(YOUR INSTRUCTIONS): Set down every record once more, exactly as given.

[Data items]

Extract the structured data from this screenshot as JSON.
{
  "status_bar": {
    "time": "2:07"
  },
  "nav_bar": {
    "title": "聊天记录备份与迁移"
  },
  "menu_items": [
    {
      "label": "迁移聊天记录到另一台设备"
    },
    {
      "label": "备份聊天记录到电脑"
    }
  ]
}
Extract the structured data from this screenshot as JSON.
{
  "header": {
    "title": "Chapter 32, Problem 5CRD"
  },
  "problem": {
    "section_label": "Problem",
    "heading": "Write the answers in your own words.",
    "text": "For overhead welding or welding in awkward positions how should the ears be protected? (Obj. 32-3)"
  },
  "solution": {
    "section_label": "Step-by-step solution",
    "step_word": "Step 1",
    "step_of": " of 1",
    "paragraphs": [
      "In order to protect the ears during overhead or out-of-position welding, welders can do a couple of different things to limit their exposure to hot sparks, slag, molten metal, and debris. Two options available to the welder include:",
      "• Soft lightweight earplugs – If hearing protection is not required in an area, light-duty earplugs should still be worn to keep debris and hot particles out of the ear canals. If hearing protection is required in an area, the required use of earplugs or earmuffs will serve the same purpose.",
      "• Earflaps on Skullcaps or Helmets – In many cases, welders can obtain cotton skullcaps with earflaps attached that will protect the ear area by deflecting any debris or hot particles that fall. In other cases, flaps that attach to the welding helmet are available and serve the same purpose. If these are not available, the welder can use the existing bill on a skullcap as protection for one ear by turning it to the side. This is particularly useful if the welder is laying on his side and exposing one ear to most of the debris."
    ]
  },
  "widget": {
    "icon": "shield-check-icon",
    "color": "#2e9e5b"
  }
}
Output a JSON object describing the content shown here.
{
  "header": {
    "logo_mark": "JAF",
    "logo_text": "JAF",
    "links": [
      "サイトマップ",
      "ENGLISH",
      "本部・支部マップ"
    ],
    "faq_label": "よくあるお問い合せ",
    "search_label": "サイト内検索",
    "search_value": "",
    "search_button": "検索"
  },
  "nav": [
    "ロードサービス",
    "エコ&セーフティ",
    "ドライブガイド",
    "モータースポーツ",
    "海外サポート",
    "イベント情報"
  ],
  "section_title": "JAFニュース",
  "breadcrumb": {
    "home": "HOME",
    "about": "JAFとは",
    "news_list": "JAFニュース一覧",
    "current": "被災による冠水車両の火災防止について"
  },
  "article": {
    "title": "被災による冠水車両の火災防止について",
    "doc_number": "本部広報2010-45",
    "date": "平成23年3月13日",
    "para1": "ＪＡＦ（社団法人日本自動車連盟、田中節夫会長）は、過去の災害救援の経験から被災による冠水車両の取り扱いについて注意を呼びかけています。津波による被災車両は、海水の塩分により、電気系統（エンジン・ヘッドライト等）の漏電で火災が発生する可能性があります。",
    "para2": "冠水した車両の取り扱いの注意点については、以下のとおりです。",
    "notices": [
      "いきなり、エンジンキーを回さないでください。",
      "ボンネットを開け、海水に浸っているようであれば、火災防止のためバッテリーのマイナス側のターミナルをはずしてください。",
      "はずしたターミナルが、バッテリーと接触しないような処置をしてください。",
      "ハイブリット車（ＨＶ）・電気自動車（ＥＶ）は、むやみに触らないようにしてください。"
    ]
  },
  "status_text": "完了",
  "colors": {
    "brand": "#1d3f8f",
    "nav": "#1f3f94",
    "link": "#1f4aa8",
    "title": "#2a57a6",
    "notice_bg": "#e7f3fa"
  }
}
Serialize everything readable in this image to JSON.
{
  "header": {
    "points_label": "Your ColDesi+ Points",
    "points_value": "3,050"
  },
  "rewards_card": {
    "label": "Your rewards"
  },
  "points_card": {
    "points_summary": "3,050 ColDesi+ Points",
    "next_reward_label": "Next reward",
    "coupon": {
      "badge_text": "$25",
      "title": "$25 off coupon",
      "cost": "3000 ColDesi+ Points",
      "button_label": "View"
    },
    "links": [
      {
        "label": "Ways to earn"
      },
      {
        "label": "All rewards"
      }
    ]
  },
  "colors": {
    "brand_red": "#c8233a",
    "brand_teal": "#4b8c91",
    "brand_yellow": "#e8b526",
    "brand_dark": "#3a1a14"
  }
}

(TASK SOLUTION):
Extract the structured data from this screenshot as JSON.
{
  "status_bar": {
    "time": "2:07"
  },
  "nav_bar": {
    "title": "聊天记录备份与迁移"
  },
  "menu_items": [
    {
      "label": "迁移聊天记录到另一台设备"
    },
    {
      "label": "备份聊天记录到电脑"
    }
  ]
}
Extract the structured data from this screenshot as JSON.
{
  "header": {
    "title": "Chapter 32, Problem 5CRD"
  },
  "problem": {
    "section_label": "Problem",
    "heading": "Write the answers in your own words.",
    "text": "For overhead welding or welding in awkward positions how should the ears be protected? (Obj. 32-3)"
  },
  "solution": {
    "section_label": "Step-by-step solution",
    "step_word": "Step 1",
    "step_of": " of 1",
    "paragraphs": [
      "In order to protect the ears during overhead or out-of-position welding, welders can do a couple of different things to limit their exposure to hot sparks, slag, molten metal, and debris. Two options available to the welder include:",
      "• Soft lightweight earplugs – If hearing protection is not required in an area, light-duty earplugs should still be worn to keep debris and hot particles out of the ear canals. If hearing protection is required in an area, the required use of earplugs or earmuffs will serve the same purpose.",
      "• Earflaps on Skullcaps or Helmets – In many cases, welders can obtain cotton skullcaps with earflaps attached that will protect the ear area by deflecting any debris or hot particles that fall. In other cases, flaps that attach to the welding helmet are available and serve the same purpose. If these are not available, the welder can use the existing bill on a skullcap as protection for one ear by turning it to the side. This is particularly useful if the welder is laying on his side and exposing one ear to most of the debris."
    ]
  },
  "widget": {
    "icon": "shield-check-icon",
    "color": "#2e9e5b"
  }
}
Output a JSON object describing the content shown here.
{
  "header": {
    "logo_mark": "JAF",
    "logo_text": "JAF",
    "links": [
      "サイトマップ",
      "ENGLISH",
      "本部・支部マップ"
    ],
    "faq_label": "よくあるお問い合せ",
    "search_label": "サイト内検索",
    "search_value": "",
    "search_button": "検索"
  },
  "nav": [
    "ロードサービス",
    "エコ&セーフティ",
    "ドライブガイド",
    "モータースポーツ",
    "海外サポート",
    "イベント情報"
  ],
  "section_title": "JAFニュース",
  "breadcrumb": {
    "home": "HOME",
    "about": "JAFとは",
    "news_list": "JAFニュース一覧",
    "current": "被災による冠水車両の火災防止について"
  },
  "article": {
    "title": "被災による冠水車両の火災防止について",
    "doc_number": "本部広報2010-45",
    "date": "平成23年3月13日",
    "para1": "ＪＡＦ（社団法人日本自動車連盟、田中節夫会長）は、過去の災害救援の経験から被災による冠水車両の取り扱いについて注意を呼びかけています。津波による被災車両は、海水の塩分により、電気系統（エンジン・ヘッドライト等）の漏電で火災が発生する可能性があります。",
    "para2": "冠水した車両の取り扱いの注意点については、以下のとおりです。",
    "notices": [
      "いきなり、エンジンキーを回さないでください。",
      "ボンネットを開け、海水に浸っているようであれば、火災防止のためバッテリーのマイナス側のターミナルをはずしてください。",
      "はずしたターミナルが、バッテリーと接触しないような処置をしてください。",
      "ハイブリット車（ＨＶ）・電気自動車（ＥＶ）は、むやみに触らないようにしてください。"
    ]
  },
  "status_text": "完了",
  "colors": {
    "brand": "#1d3f8f",
    "nav": "#1f3f94",
    "link": "#1f4aa8",
    "title": "#2a57a6",
    "notice_bg": "#e7f3fa"
  }
}
Serialize everything readable in this image to JSON.
{
  "header": {
    "points_label": "Your ColDesi+ Points",
    "points_value": "3,050"
  },
  "rewards_card": {
    "label": "Your rewards"
  },
  "points_card": {
    "points_summary": "3,050 ColDesi+ Points",
    "next_reward_label": "Next reward",
    "coupon": {
      "badge_text": "$25",
      "title": "$25 off coupon",
      "cost": "3000 ColDesi+ Points",
      "button_label": "View"
    },
    "links": [
      {
        "label": "Ways to earn"
      },
      {
        "label": "All rewards"
      }
    ]
  },
  "colors": {
    "brand_red": "#c8233a",
    "brand_teal": "#4b8c91",
    "brand_yellow": "#e8b526",
    "brand_dark": "#3a1a14"
  }
}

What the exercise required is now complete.